STATED TASK:
Images are not part of the copy; transcribe all the data exactly.

(Dataset items)
= = = = =

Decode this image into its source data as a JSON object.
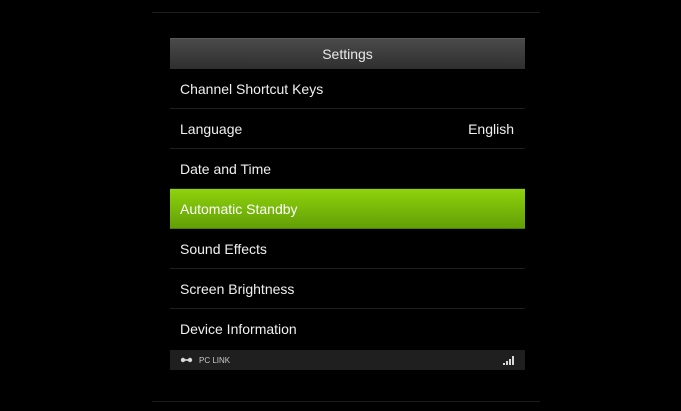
{
  "header": {
    "title": "Settings"
  },
  "menu": {
    "items": [
      {
        "label": "Channel Shortcut Keys",
        "value": ""
      },
      {
        "label": "Language",
        "value": "English"
      },
      {
        "label": "Date and Time",
        "value": ""
      },
      {
        "label": "Automatic Standby",
        "value": ""
      },
      {
        "label": "Sound Effects",
        "value": ""
      },
      {
        "label": "Screen Brightness",
        "value": ""
      },
      {
        "label": "Device Information",
        "value": ""
      }
    ],
    "selected_index": 3
  },
  "status_bar": {
    "connection_label": "PC LINK",
    "connection_icon": "link-icon",
    "signal_icon": "signal-strength-icon"
  },
  "colors": {
    "background": "#000000",
    "header": "#3a3a3a",
    "selected": "#7bbf0a",
    "text": "#f0f0f0"
  }
}
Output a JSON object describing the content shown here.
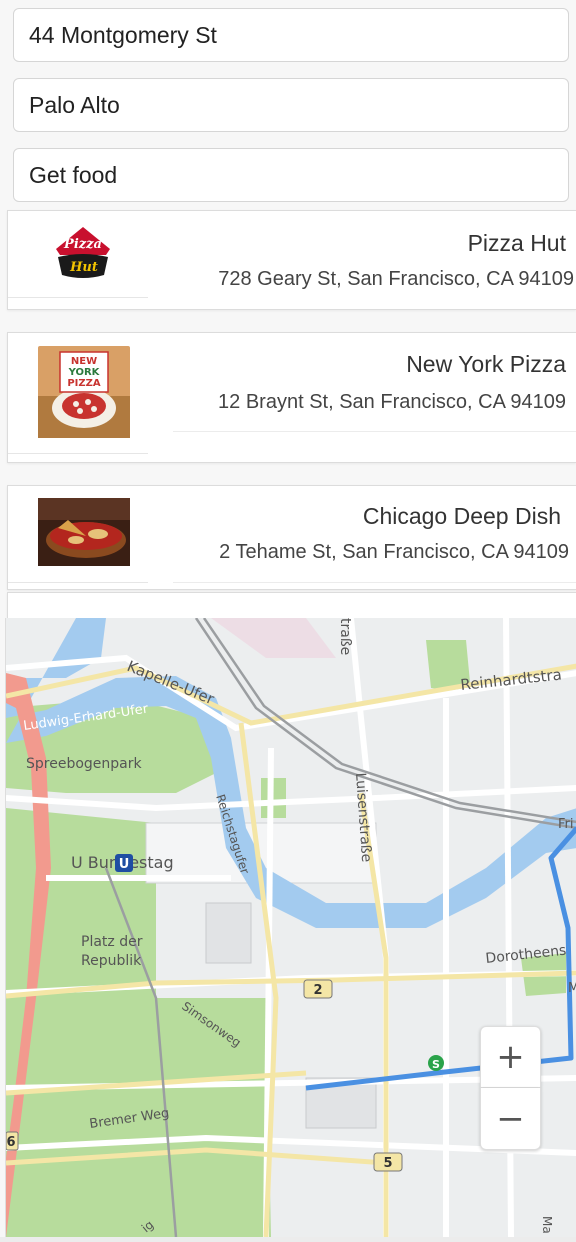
{
  "form": {
    "address": "44 Montgomery St",
    "city": "Palo Alto",
    "action": "Get food"
  },
  "results": [
    {
      "name": "Pizza Hut",
      "address": "728 Geary St, San Francisco, CA 94109",
      "logo": "pizza-hut-logo",
      "logo_text": [
        "Pizza",
        "Hut"
      ]
    },
    {
      "name": "New York Pizza",
      "address": "12 Braynt St, San Francisco, CA 94109",
      "logo": "new-york-pizza-logo",
      "logo_text": [
        "NEW",
        "YORK",
        "PIZZA"
      ]
    },
    {
      "name": "Chicago Deep Dish",
      "address": "2 Tehame St, San Francisco, CA 94109",
      "logo": "deep-dish-photo"
    }
  ],
  "map": {
    "labels": {
      "kapelle": "Kapelle-Ufer",
      "reinhardt": "Reinhardtstra",
      "ludwig": "Ludwig-Erhard-Ufer",
      "spreebogen": "Spreebogenpark",
      "reichstag": "Reichstagufer",
      "luisen": "Luisenstraße",
      "strasse_top": "traße",
      "fri": "Fri",
      "bundestag": "U Bundestag",
      "u_station": "U",
      "platz1": "Platz der",
      "platz2": "Republik",
      "dorothee": "Dorotheens",
      "m": "M",
      "simson": "Simsonweg",
      "bremer": "Bremer Weg",
      "s_station": "S",
      "road2": "2",
      "road5": "5",
      "road6": "6",
      "ma": "Ma",
      "bottom_ig": "ig"
    },
    "route_color": "#4a90e2",
    "water_color": "#a3cbef",
    "park_color": "#b7dc9c",
    "zoom_in": "+",
    "zoom_out": "−"
  }
}
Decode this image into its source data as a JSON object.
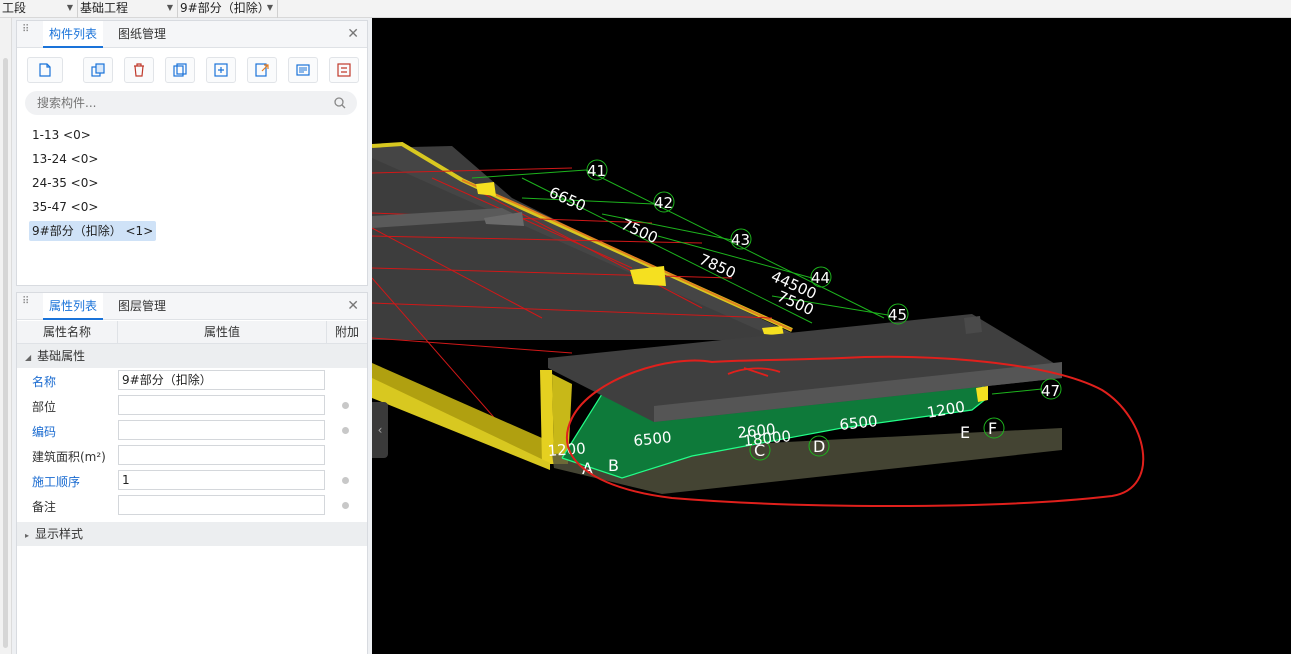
{
  "topbar": {
    "combo1": "工段",
    "combo2": "基础工程",
    "combo3": "9#部分（扣除）"
  },
  "component_panel": {
    "tab_active": "构件列表",
    "tab_other": "图纸管理",
    "search_placeholder": "搜索构件...",
    "items": [
      {
        "label": "1-13 <0>"
      },
      {
        "label": "13-24 <0>"
      },
      {
        "label": "24-35 <0>"
      },
      {
        "label": "35-47 <0>"
      },
      {
        "label": "9#部分（扣除） <1>",
        "selected": true
      }
    ],
    "toolbar_icons": [
      "new-icon",
      "copy-icon",
      "delete-icon",
      "duplicate-icon",
      "copy-floor-icon",
      "export-icon",
      "properties-icon",
      "settings-icon"
    ]
  },
  "property_panel": {
    "tab_active": "属性列表",
    "tab_other": "图层管理",
    "col_name": "属性名称",
    "col_value": "属性值",
    "col_extra": "附加",
    "group_basic": "基础属性",
    "group_display": "显示样式",
    "rows": [
      {
        "name": "名称",
        "value": "9#部分（扣除）",
        "blue": true,
        "dot": false
      },
      {
        "name": "部位",
        "value": "",
        "blue": false,
        "dot": true
      },
      {
        "name": "编码",
        "value": "",
        "blue": true,
        "dot": true
      },
      {
        "name": "建筑面积(m²)",
        "value": "",
        "blue": false,
        "dot": false
      },
      {
        "name": "施工顺序",
        "value": "1",
        "blue": true,
        "dot": true
      },
      {
        "name": "备注",
        "value": "",
        "blue": false,
        "dot": true
      }
    ]
  },
  "viewport": {
    "axis_labels": [
      "41",
      "42",
      "43",
      "44",
      "45",
      "47"
    ],
    "dimension_labels": [
      "6650",
      "7500",
      "7850",
      "44500",
      "7500"
    ],
    "region_labels": [
      "A",
      "B",
      "C",
      "D",
      "E",
      "F"
    ],
    "region_dims": [
      "1200",
      "6500",
      "2600",
      "18000",
      "6500",
      "1200"
    ]
  },
  "colors": {
    "accent_blue": "#1a73d9",
    "slab_gray": "#3d3d3d",
    "highlight_green": "#0e7a3a",
    "axis_green": "#1db31d",
    "annotation_red": "#e0201c",
    "edge_yellow": "#f0e020"
  }
}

= = = = =

EXERCISE OUTPUT:
Decode this image into its source data as a JSON object.
{
  "header": {
    "title": "Settings"
  },
  "menu": {
    "items": [
      {
        "label": "Channel Shortcut Keys",
        "value": ""
      },
      {
        "label": "Language",
        "value": "English"
      },
      {
        "label": "Date and Time",
        "value": ""
      },
      {
        "label": "Automatic Standby",
        "value": ""
      },
      {
        "label": "Sound Effects",
        "value": ""
      },
      {
        "label": "Screen Brightness",
        "value": ""
      },
      {
        "label": "Device Information",
        "value": ""
      }
    ],
    "selected_index": 3
  },
  "status_bar": {
    "connection_label": "PC LINK",
    "connection_icon": "link-icon",
    "signal_icon": "signal-strength-icon"
  },
  "colors": {
    "background": "#000000",
    "header": "#3a3a3a",
    "selected": "#7bbf0a",
    "text": "#f0f0f0"
  }
}
Output a JSON object describing the content shown here.
{
  "form": {
    "address": "44 Montgomery St",
    "city": "Palo Alto",
    "action": "Get food"
  },
  "results": [
    {
      "name": "Pizza Hut",
      "address": "728 Geary St, San Francisco, CA 94109",
      "logo": "pizza-hut-logo",
      "logo_text": [
        "Pizza",
        "Hut"
      ]
    },
    {
      "name": "New York Pizza",
      "address": "12 Braynt St, San Francisco, CA 94109",
      "logo": "new-york-pizza-logo",
      "logo_text": [
        "NEW",
        "YORK",
        "PIZZA"
      ]
    },
    {
      "name": "Chicago Deep Dish",
      "address": "2 Tehame St, San Francisco, CA 94109",
      "logo": "deep-dish-photo"
    }
  ],
  "map": {
    "labels": {
      "kapelle": "Kapelle-Ufer",
      "reinhardt": "Reinhardtstra",
      "ludwig": "Ludwig-Erhard-Ufer",
      "spreebogen": "Spreebogenpark",
      "reichstag": "Reichstagufer",
      "luisen": "Luisenstraße",
      "strasse_top": "traße",
      "fri": "Fri",
      "bundestag": "U Bundestag",
      "u_station": "U",
      "platz1": "Platz der",
      "platz2": "Republik",
      "dorothee": "Dorotheens",
      "m": "M",
      "simson": "Simsonweg",
      "bremer": "Bremer Weg",
      "s_station": "S",
      "road2": "2",
      "road5": "5",
      "road6": "6",
      "ma": "Ma",
      "bottom_ig": "ig"
    },
    "route_color": "#4a90e2",
    "water_color": "#a3cbef",
    "park_color": "#b7dc9c",
    "zoom_in": "+",
    "zoom_out": "−"
  }
}
Decode this image into its source data as a JSON object.
{
  "topbar": {
    "combo1": "工段",
    "combo2": "基础工程",
    "combo3": "9#部分（扣除）"
  },
  "component_panel": {
    "tab_active": "构件列表",
    "tab_other": "图纸管理",
    "search_placeholder": "搜索构件...",
    "items": [
      {
        "label": "1-13 <0>"
      },
      {
        "label": "13-24 <0>"
      },
      {
        "label": "24-35 <0>"
      },
      {
        "label": "35-47 <0>"
      },
      {
        "label": "9#部分（扣除） <1>",
        "selected": true
      }
    ],
    "toolbar_icons": [
      "new-icon",
      "copy-icon",
      "delete-icon",
      "duplicate-icon",
      "copy-floor-icon",
      "export-icon",
      "properties-icon",
      "settings-icon"
    ]
  },
  "property_panel": {
    "tab_active": "属性列表",
    "tab_other": "图层管理",
    "col_name": "属性名称",
    "col_value": "属性值",
    "col_extra": "附加",
    "group_basic": "基础属性",
    "group_display": "显示样式",
    "rows": [
      {
        "name": "名称",
        "value": "9#部分（扣除）",
        "blue": true,
        "dot": false
      },
      {
        "name": "部位",
        "value": "",
        "blue": false,
        "dot": true
      },
      {
        "name": "编码",
        "value": "",
        "blue": true,
        "dot": true
      },
      {
        "name": "建筑面积(m²)",
        "value": "",
        "blue": false,
        "dot": false
      },
      {
        "name": "施工顺序",
        "value": "1",
        "blue": true,
        "dot": true
      },
      {
        "name": "备注",
        "value": "",
        "blue": false,
        "dot": true
      }
    ]
  },
  "viewport": {
    "axis_labels": [
      "41",
      "42",
      "43",
      "44",
      "45",
      "47"
    ],
    "dimension_labels": [
      "6650",
      "7500",
      "7850",
      "44500",
      "7500"
    ],
    "region_labels": [
      "A",
      "B",
      "C",
      "D",
      "E",
      "F"
    ],
    "region_dims": [
      "1200",
      "6500",
      "2600",
      "18000",
      "6500",
      "1200"
    ]
  },
  "colors": {
    "accent_blue": "#1a73d9",
    "slab_gray": "#3d3d3d",
    "highlight_green": "#0e7a3a",
    "axis_green": "#1db31d",
    "annotation_red": "#e0201c",
    "edge_yellow": "#f0e020"
  }
}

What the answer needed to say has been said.